## ITEMS

________________________________________

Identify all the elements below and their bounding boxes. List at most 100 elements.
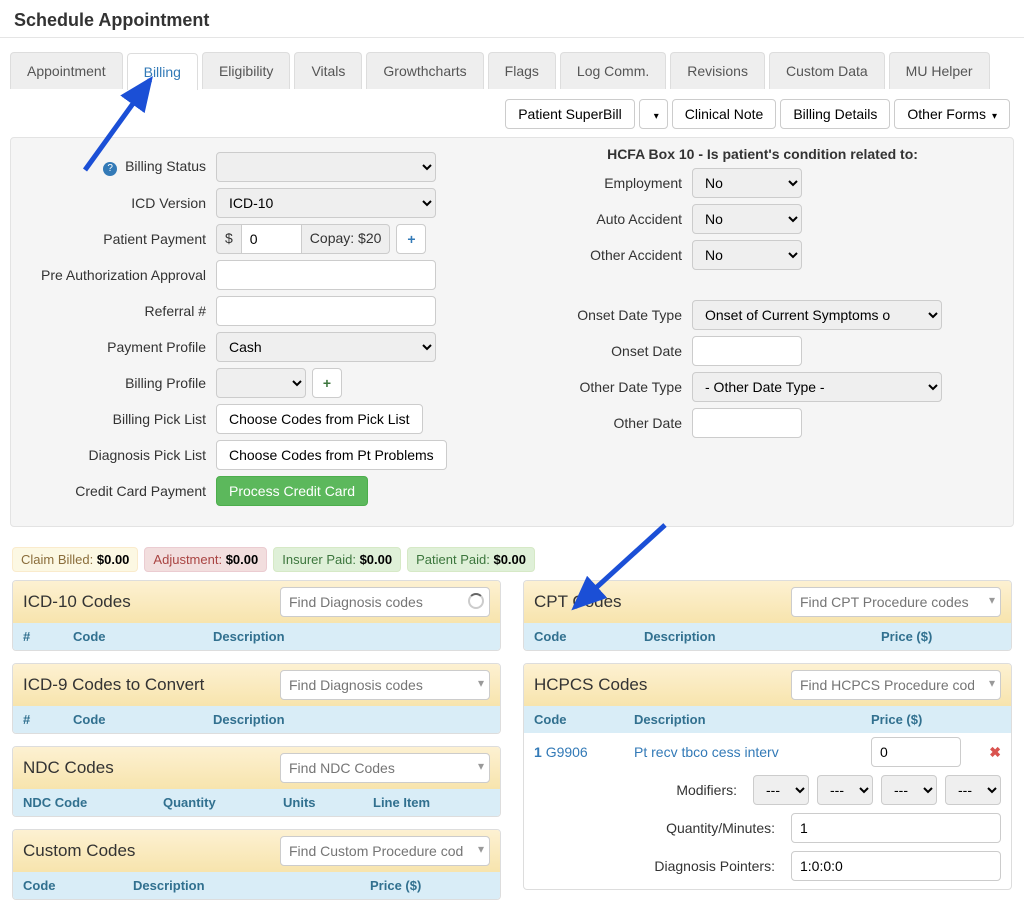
page-title: Schedule Appointment [0, 0, 1024, 38]
auto-accident-label: Auto Accident [522, 211, 692, 227]
insurer-paid-badge: Insurer Paid: $0.00 [273, 547, 401, 572]
claim-billed-badge: Claim Billed: $0.00 [12, 547, 138, 572]
other-date-input[interactable] [692, 408, 802, 438]
icd-version-label: ICD Version [21, 195, 216, 211]
auto-accident-select[interactable]: No [692, 204, 802, 234]
billing-pick-list-label: Billing Pick List [21, 411, 216, 427]
cpt-title: CPT Codes [534, 592, 791, 612]
onset-date-label: Onset Date [522, 343, 692, 359]
other-date-type-select[interactable]: - Other Date Type - [692, 372, 942, 402]
other-forms-dropdown[interactable]: Other Forms [894, 99, 1010, 129]
cpt-headers: Code Description Price ($) [524, 623, 1011, 650]
hcpcs-title: HCPCS Codes [534, 675, 791, 695]
diagnosis-pick-list-label: Diagnosis Pick List [21, 447, 216, 463]
diagnosis-pick-list-button[interactable]: Choose Codes from Pt Problems [216, 440, 447, 470]
patient-superbill-button[interactable]: Patient SuperBill [505, 99, 635, 129]
payment-profile-label: Payment Profile [21, 339, 216, 355]
tab-appointment[interactable]: Appointment [10, 52, 123, 89]
cpt-search-input[interactable] [791, 587, 1001, 617]
icd-version-select[interactable]: ICD-10 [216, 188, 436, 218]
modifier-2-select[interactable]: --- [817, 775, 873, 805]
currency-prefix: $ [216, 224, 242, 254]
tab-eligibility[interactable]: Eligibility [202, 52, 290, 89]
patient-paid-badge: Patient Paid: $0.00 [407, 547, 535, 572]
icd10-headers: # Code Description [13, 623, 500, 650]
tab-billing[interactable]: Billing [127, 53, 198, 90]
patient-payment-input[interactable] [242, 224, 302, 254]
custom-panel: Custom Codes ▾ Code Description Price ($… [12, 829, 501, 900]
onset-date-input[interactable] [692, 336, 802, 366]
billing-profile-select[interactable] [216, 368, 306, 398]
summary-badges: Claim Billed: $0.00 Adjustment: $0.00 In… [0, 527, 1024, 580]
hcpcs-row: 1 G9906 Pt recv tbco cess interv ✖ [524, 733, 1011, 771]
tab-logcomm[interactable]: Log Comm. [560, 52, 666, 89]
add-billing-profile-button[interactable]: + [312, 368, 342, 398]
clinical-note-button[interactable]: Clinical Note [672, 99, 777, 129]
loading-spinner-icon [468, 593, 484, 609]
icd10-title: ICD-10 Codes [23, 592, 280, 612]
ndc-search-input[interactable] [280, 753, 490, 783]
custom-headers: Code Description Price ($) [13, 872, 500, 899]
help-icon[interactable]: ? [103, 162, 117, 176]
payment-profile-select[interactable]: Cash [216, 332, 436, 362]
billing-profile-label: Billing Profile [21, 375, 216, 391]
delete-row-icon[interactable]: ✖ [961, 744, 1001, 761]
hcpcs-panel: HCPCS Codes ▾ Code Description Price ($)… [523, 663, 1012, 890]
billing-form-panel: ? Billing Status ICD Version ICD-10 Pati… [10, 137, 1014, 527]
billing-pick-list-button[interactable]: Choose Codes from Pick List [216, 404, 423, 434]
icd9-headers: # Code Description [13, 706, 500, 733]
tab-muhelper[interactable]: MU Helper [889, 52, 990, 89]
icd9-panel: ICD-9 Codes to Convert ▾ # Code Descript… [12, 663, 501, 734]
ndc-headers: NDC Code Quantity Units Line Item [13, 789, 500, 816]
billing-details-button[interactable]: Billing Details [780, 99, 890, 129]
tab-vitals[interactable]: Vitals [294, 52, 362, 89]
hcpcs-code-link[interactable]: G9906 [546, 744, 588, 760]
tab-customdata[interactable]: Custom Data [769, 52, 885, 89]
cpt-panel: CPT Codes ▾ Code Description Price ($) [523, 580, 1012, 651]
other-accident-select[interactable]: No [692, 240, 802, 270]
tab-bar: Appointment Billing Eligibility Vitals G… [0, 38, 1024, 89]
hcpcs-row-index: 1 [534, 744, 542, 760]
process-credit-card-button[interactable]: Process Credit Card [216, 476, 368, 506]
icd9-title: ICD-9 Codes to Convert [23, 675, 280, 695]
hcpcs-desc-link[interactable]: Pt recv tbco cess interv [634, 744, 871, 760]
other-accident-label: Other Accident [522, 247, 692, 263]
pre-auth-label: Pre Authorization Approval [21, 267, 216, 283]
modifiers-label: Modifiers: [575, 782, 745, 798]
icd9-search-input[interactable] [280, 670, 490, 700]
ndc-title: NDC Codes [23, 758, 280, 778]
tab-growthcharts[interactable]: Growthcharts [366, 52, 483, 89]
custom-title: Custom Codes [23, 841, 280, 861]
quantity-label: Quantity/Minutes: [613, 820, 783, 836]
adjustment-badge: Adjustment: $0.00 [144, 547, 267, 572]
other-date-type-label: Other Date Type [522, 379, 692, 395]
patient-superbill-dropdown[interactable] [639, 99, 668, 129]
hcpcs-price-input[interactable] [871, 737, 961, 767]
icd10-panel: ICD-10 Codes # Code Description [12, 580, 501, 651]
add-payment-button[interactable]: + [396, 224, 426, 254]
modifier-1-select[interactable]: --- [753, 775, 809, 805]
tab-flags[interactable]: Flags [488, 52, 556, 89]
diagnosis-pointers-input[interactable] [791, 851, 1001, 881]
other-date-label: Other Date [522, 415, 692, 431]
hcfa-title: HCFA Box 10 - Is patient's condition rel… [522, 146, 1003, 162]
pre-auth-input[interactable] [216, 260, 436, 290]
employment-select[interactable]: No [692, 168, 802, 198]
modifier-4-select[interactable]: --- [945, 775, 1001, 805]
billing-status-select[interactable] [216, 152, 436, 182]
modifier-3-select[interactable]: --- [881, 775, 937, 805]
onset-date-type-select[interactable]: Onset of Current Symptoms o [692, 300, 942, 330]
cc-payment-label: Credit Card Payment [21, 483, 216, 499]
referral-label: Referral # [21, 303, 216, 319]
billing-status-label: Billing Status [125, 158, 206, 174]
hcpcs-search-input[interactable] [791, 670, 1001, 700]
onset-date-type-label: Onset Date Type [522, 307, 692, 323]
employment-label: Employment [522, 175, 692, 191]
quantity-input[interactable] [791, 813, 1001, 843]
tab-revisions[interactable]: Revisions [670, 52, 765, 89]
icd10-search-input[interactable] [280, 587, 490, 617]
diagnosis-pointers-label: Diagnosis Pointers: [613, 858, 783, 874]
referral-input[interactable] [216, 296, 436, 326]
copay-addon: Copay: $20 [302, 224, 391, 254]
ndc-panel: NDC Codes ▾ NDC Code Quantity Units Line… [12, 746, 501, 817]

________________________________________

## SET TASK
Extract every line of the items that contains the string "headers", treating uppercase and lowercase as different.

## OUTPUT FOR THIS EXERCISE
cpt-headers: Code Description Price ($) [524, 623, 1011, 650]
icd10-headers: # Code Description [13, 623, 500, 650]
custom-headers: Code Description Price ($) [13, 872, 500, 899]
icd9-headers: # Code Description [13, 706, 500, 733]
ndc-headers: NDC Code Quantity Units Line Item [13, 789, 500, 816]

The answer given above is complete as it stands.